• Set task
Look through the material below for "JSON". Copy every line that contains it.

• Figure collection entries
————

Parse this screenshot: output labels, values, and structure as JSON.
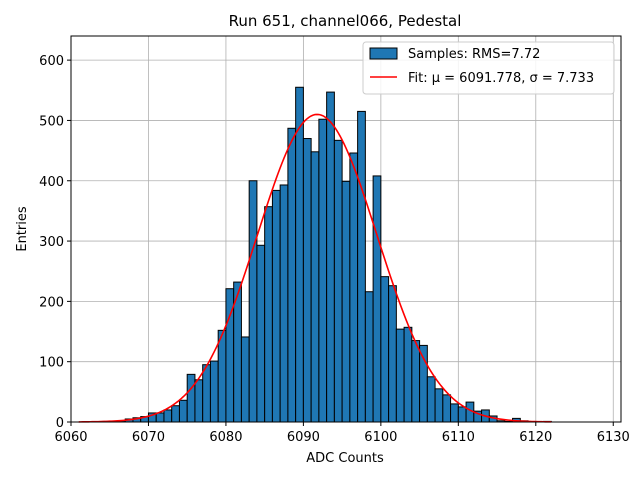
{
  "chart_data": {
    "type": "bar",
    "title": "Run 651, channel066, Pedestal",
    "xlabel": "ADC Counts",
    "ylabel": "Entries",
    "xlim": [
      6060,
      6131
    ],
    "ylim": [
      0,
      640
    ],
    "xticks": [
      6060,
      6070,
      6080,
      6090,
      6100,
      6110,
      6120,
      6130
    ],
    "yticks": [
      0,
      100,
      200,
      300,
      400,
      500,
      600
    ],
    "grid": true,
    "legend_position": "top-right",
    "bin_width": 1,
    "bins_start": [
      6061,
      6062,
      6063,
      6064,
      6065,
      6066,
      6067,
      6068,
      6069,
      6070,
      6071,
      6072,
      6073,
      6074,
      6075,
      6076,
      6077,
      6078,
      6079,
      6080,
      6081,
      6082,
      6083,
      6084,
      6085,
      6086,
      6087,
      6088,
      6089,
      6090,
      6091,
      6092,
      6093,
      6094,
      6095,
      6096,
      6097,
      6098,
      6099,
      6100,
      6101,
      6102,
      6103,
      6104,
      6105,
      6106,
      6107,
      6108,
      6109,
      6110,
      6111,
      6112,
      6113,
      6114,
      6115,
      6116,
      6117,
      6118,
      6119,
      6120,
      6121
    ],
    "counts": [
      0,
      0,
      0,
      1,
      1,
      2,
      5,
      7,
      9,
      15,
      15,
      20,
      27,
      36,
      79,
      70,
      95,
      101,
      152,
      221,
      232,
      141,
      400,
      293,
      357,
      384,
      393,
      487,
      555,
      470,
      448,
      502,
      547,
      467,
      399,
      446,
      515,
      216,
      408,
      241,
      226,
      154,
      157,
      135,
      127,
      75,
      55,
      45,
      30,
      25,
      33,
      18,
      20,
      10,
      2,
      1,
      6,
      2,
      0,
      0,
      1
    ],
    "series": [
      {
        "name": "Samples: RMS=7.72",
        "color": "#1f77b4",
        "edgecolor": "#000000"
      },
      {
        "name": "Fit: μ = 6091.778, σ = 7.733",
        "color": "#ff0000",
        "mu": 6091.778,
        "sigma": 7.733,
        "amplitude": 510,
        "range": [
          6061,
          6122
        ]
      }
    ]
  }
}
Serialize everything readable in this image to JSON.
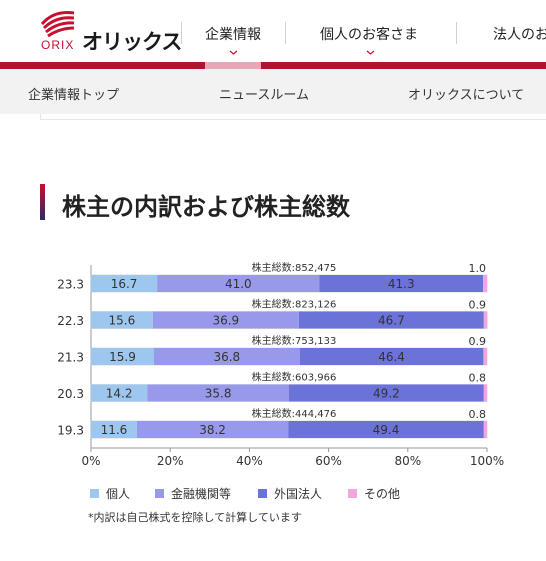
{
  "header": {
    "logo_en": "ORIX",
    "logo_jp": "オリックス",
    "nav": [
      "企業情報",
      "個人のお客さま",
      "法人のお"
    ]
  },
  "subnav": [
    "企業情報トップ",
    "ニュースルーム",
    "オリックスについて"
  ],
  "page_title": "株主の内訳および株主総数",
  "note": "*内訳は自己株式を控除して計算しています",
  "colors": {
    "brand": "#c8102e",
    "individual": "#9ec7f0",
    "financial": "#9999ec",
    "foreign": "#6b72d8",
    "other": "#f0a7dc"
  },
  "chart_data": {
    "type": "bar",
    "orientation": "horizontal",
    "stacked": true,
    "categories": [
      "23.3",
      "22.3",
      "21.3",
      "20.3",
      "19.3"
    ],
    "series": [
      {
        "name": "個人",
        "values": [
          16.7,
          15.6,
          15.9,
          14.2,
          11.6
        ]
      },
      {
        "name": "金融機関等",
        "values": [
          41.0,
          36.9,
          36.8,
          35.8,
          38.2
        ]
      },
      {
        "name": "外国法人",
        "values": [
          41.3,
          46.7,
          46.4,
          49.2,
          49.4
        ]
      },
      {
        "name": "その他",
        "values": [
          1.0,
          0.9,
          0.9,
          0.8,
          0.8
        ]
      }
    ],
    "value_labels": [
      [
        "16.7",
        "41.0",
        "41.3",
        "1.0"
      ],
      [
        "15.6",
        "36.9",
        "46.7",
        "0.9"
      ],
      [
        "15.9",
        "36.8",
        "46.4",
        "0.9"
      ],
      [
        "14.2",
        "35.8",
        "49.2",
        "0.8"
      ],
      [
        "11.6",
        "38.2",
        "49.4",
        "0.8"
      ]
    ],
    "totals": [
      "株主総数:852,475",
      "株主総数:823,126",
      "株主総数:753,133",
      "株主総数:603,966",
      "株主総数:444,476"
    ],
    "x_ticks": [
      "0%",
      "20%",
      "40%",
      "60%",
      "80%",
      "100%"
    ],
    "xlim": [
      0,
      100
    ],
    "grid": false,
    "legend_position": "bottom"
  }
}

————

• Written response
Parse this screenshot: output labels, values, and structure as JSON.
Serialize everything readable in this image to JSON.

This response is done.